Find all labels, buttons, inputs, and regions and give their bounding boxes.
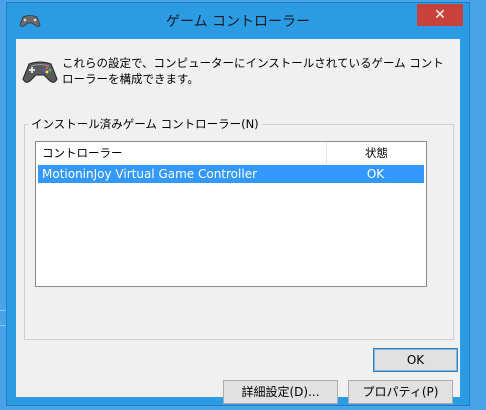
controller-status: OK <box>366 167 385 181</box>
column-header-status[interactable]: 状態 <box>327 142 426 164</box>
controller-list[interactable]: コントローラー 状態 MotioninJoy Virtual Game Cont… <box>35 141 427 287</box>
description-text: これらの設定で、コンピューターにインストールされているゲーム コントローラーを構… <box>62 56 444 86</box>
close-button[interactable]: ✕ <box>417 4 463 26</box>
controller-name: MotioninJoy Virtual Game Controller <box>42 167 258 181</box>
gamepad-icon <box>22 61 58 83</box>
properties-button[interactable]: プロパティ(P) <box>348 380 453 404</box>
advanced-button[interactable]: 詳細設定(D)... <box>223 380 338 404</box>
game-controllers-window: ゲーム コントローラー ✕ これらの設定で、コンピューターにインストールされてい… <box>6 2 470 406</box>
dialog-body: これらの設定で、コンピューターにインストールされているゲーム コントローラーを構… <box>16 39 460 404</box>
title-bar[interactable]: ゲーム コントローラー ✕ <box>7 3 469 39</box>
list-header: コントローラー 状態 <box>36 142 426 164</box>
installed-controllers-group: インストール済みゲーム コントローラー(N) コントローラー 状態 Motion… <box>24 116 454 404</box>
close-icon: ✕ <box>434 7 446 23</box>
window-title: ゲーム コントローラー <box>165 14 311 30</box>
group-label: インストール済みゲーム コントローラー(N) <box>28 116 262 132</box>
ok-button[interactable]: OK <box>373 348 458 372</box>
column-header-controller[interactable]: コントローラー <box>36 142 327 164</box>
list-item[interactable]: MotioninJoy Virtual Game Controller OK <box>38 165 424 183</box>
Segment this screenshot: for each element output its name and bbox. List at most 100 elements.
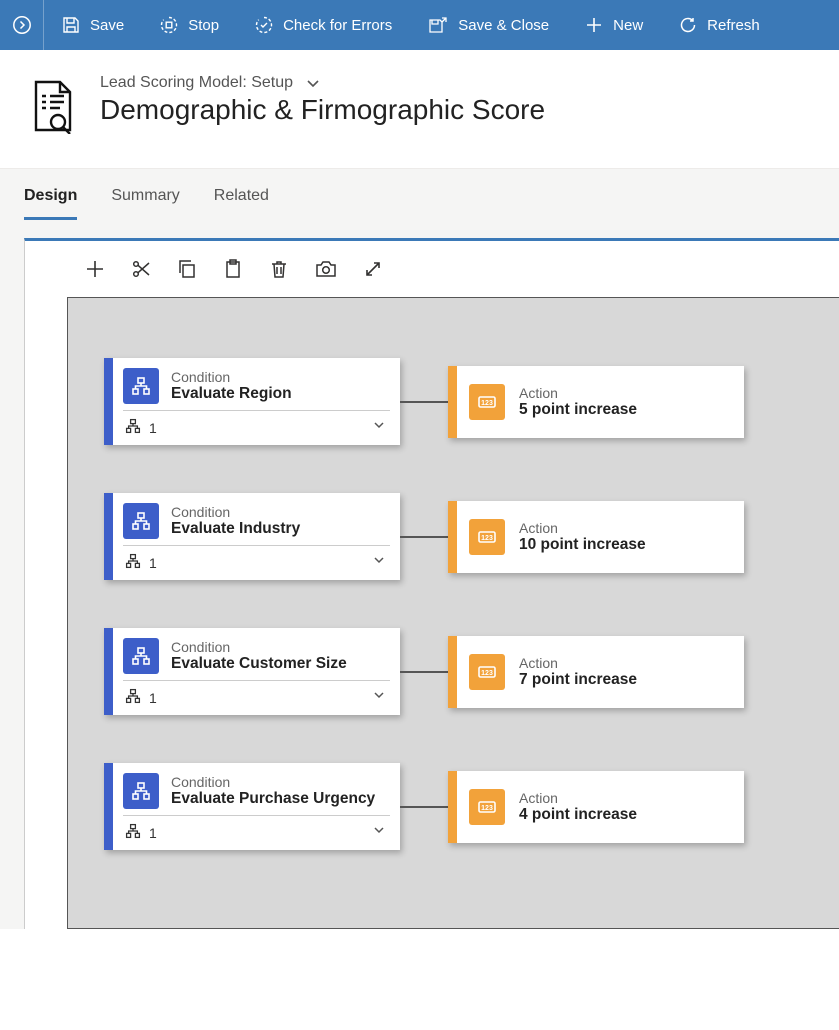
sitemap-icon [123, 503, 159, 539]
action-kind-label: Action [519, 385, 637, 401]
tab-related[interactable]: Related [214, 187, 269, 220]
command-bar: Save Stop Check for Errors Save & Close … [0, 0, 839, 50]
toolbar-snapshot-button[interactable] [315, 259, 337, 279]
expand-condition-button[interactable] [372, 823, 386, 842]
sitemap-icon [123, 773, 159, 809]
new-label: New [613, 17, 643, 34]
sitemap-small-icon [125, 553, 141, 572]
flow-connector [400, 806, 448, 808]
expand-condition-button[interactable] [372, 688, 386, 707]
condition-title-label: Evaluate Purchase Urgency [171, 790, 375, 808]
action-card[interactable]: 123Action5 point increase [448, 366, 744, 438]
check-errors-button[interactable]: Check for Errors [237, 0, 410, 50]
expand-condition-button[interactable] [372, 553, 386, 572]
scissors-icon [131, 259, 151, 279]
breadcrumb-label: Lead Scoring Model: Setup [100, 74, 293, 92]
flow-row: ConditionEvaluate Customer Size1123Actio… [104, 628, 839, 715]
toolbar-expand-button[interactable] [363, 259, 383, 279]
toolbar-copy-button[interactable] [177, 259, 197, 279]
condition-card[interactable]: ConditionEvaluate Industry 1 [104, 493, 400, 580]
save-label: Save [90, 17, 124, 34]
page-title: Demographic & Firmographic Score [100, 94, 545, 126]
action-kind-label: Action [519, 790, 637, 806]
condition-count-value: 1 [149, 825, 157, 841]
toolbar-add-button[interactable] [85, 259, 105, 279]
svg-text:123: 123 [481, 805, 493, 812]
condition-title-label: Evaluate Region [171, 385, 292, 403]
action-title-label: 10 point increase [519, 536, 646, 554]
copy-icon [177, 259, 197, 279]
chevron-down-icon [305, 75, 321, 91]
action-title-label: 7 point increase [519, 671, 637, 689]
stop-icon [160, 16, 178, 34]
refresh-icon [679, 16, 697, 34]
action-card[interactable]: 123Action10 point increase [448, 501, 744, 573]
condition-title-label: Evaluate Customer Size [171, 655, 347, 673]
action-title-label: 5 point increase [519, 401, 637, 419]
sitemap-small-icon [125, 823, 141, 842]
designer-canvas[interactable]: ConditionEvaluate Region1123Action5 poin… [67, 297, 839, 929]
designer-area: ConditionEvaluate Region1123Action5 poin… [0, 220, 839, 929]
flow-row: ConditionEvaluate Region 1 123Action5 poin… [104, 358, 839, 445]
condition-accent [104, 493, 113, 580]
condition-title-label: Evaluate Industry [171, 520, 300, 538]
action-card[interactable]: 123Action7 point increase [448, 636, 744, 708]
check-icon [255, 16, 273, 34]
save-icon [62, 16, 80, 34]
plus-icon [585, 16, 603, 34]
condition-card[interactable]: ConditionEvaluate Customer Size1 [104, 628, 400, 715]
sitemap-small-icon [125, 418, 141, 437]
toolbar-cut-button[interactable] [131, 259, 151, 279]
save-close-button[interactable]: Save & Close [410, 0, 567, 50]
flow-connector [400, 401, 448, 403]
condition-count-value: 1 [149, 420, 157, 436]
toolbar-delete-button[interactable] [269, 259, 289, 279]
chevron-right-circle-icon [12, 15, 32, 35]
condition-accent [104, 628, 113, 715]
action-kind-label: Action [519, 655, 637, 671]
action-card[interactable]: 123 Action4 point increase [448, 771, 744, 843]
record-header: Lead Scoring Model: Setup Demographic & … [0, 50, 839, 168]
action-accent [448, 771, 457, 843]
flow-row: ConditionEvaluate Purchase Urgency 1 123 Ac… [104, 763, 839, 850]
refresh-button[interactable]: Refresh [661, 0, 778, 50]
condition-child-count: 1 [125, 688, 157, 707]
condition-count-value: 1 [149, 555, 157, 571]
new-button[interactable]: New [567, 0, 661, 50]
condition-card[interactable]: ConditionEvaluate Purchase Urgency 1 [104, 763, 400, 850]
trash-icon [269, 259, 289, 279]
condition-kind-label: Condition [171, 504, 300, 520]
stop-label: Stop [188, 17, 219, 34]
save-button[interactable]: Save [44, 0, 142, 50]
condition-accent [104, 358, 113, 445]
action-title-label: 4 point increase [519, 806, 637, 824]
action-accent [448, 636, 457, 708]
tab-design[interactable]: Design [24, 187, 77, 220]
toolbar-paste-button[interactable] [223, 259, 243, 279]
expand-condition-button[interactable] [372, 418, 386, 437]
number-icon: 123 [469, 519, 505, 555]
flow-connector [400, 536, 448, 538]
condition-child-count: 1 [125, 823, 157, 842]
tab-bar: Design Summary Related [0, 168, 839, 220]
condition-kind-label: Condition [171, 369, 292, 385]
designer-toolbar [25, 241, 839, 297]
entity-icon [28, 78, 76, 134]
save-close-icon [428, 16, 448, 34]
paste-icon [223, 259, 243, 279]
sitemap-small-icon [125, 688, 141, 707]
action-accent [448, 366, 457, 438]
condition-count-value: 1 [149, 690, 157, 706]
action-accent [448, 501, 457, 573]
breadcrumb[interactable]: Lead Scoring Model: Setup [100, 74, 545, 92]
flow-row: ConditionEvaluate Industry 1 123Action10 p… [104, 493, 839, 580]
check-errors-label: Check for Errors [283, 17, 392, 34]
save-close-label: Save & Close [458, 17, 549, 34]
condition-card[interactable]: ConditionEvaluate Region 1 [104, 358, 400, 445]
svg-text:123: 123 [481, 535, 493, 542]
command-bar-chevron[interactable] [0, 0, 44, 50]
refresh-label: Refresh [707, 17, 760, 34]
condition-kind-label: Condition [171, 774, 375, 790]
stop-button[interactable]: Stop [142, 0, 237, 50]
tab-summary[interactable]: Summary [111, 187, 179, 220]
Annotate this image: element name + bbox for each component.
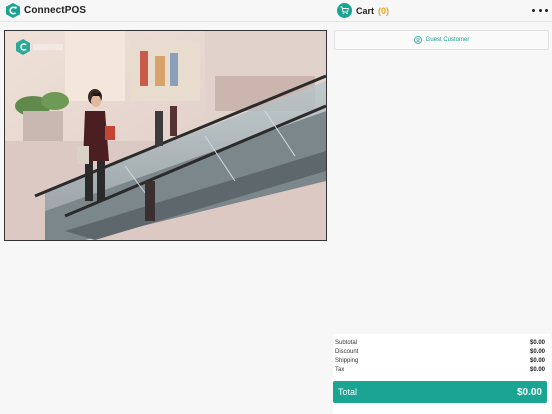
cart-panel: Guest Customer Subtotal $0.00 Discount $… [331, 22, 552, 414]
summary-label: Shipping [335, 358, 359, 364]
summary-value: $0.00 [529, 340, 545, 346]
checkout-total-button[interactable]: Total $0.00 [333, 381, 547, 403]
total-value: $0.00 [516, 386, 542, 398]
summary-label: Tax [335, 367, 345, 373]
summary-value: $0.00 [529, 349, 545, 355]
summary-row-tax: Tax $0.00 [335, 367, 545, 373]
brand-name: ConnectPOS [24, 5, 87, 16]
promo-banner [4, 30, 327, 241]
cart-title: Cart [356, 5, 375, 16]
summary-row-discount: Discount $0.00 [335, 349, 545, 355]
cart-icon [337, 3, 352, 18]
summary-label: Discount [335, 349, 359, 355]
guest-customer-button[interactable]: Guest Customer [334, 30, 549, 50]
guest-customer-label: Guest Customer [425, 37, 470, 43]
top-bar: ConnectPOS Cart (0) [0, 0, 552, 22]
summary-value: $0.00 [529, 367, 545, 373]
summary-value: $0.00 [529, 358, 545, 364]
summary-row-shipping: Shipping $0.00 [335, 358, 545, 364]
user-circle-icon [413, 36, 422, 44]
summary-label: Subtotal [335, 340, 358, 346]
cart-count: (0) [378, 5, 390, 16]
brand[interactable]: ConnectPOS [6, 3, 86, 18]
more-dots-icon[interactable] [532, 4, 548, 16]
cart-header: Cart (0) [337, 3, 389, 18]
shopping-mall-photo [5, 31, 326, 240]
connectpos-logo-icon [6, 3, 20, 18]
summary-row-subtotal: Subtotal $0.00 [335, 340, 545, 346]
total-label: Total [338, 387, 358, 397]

- [What is required] Duplicate the stretch of the listing above from the line that contains "controller-status: OK <box>366" through the line that contains "advanced-button[interactable]: 詳細設定(D)... <box>223", both included.

- [Written reply]
controller-status: OK <box>366 167 385 181</box>
column-header-status[interactable]: 状態 <box>327 142 426 164</box>
controller-list[interactable]: コントローラー 状態 MotioninJoy Virtual Game Cont… <box>35 141 427 287</box>
description-text: これらの設定で、コンピューターにインストールされているゲーム コントローラーを構… <box>62 56 444 86</box>
close-button[interactable]: ✕ <box>417 4 463 26</box>
controller-name: MotioninJoy Virtual Game Controller <box>42 167 258 181</box>
gamepad-icon <box>22 61 58 83</box>
properties-button[interactable]: プロパティ(P) <box>348 380 453 404</box>
advanced-button[interactable]: 詳細設定(D)... <box>223 380 338 404</box>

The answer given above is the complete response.